How many lines in the entries below contain "metal"? Answer with the number only.

## START DATA EXCERPTS

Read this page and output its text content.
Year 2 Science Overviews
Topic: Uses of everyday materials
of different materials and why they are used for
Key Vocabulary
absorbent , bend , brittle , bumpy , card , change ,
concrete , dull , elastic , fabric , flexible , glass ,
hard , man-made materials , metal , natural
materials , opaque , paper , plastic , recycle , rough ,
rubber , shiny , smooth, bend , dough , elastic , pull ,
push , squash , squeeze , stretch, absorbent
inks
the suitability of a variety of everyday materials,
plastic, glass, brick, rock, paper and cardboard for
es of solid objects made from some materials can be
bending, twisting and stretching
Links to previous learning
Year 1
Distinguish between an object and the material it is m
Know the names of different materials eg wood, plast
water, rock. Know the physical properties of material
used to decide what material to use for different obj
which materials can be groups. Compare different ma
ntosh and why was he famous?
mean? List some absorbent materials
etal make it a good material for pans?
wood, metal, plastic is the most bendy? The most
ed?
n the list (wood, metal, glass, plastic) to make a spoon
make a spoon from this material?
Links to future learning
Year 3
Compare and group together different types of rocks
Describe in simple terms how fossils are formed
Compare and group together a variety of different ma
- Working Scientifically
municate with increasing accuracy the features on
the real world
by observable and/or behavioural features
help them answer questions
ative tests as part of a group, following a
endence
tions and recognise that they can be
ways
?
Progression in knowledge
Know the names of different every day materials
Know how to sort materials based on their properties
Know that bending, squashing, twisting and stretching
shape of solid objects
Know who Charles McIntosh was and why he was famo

## END DATA EXCERPTS

» THE OUTPUT: 3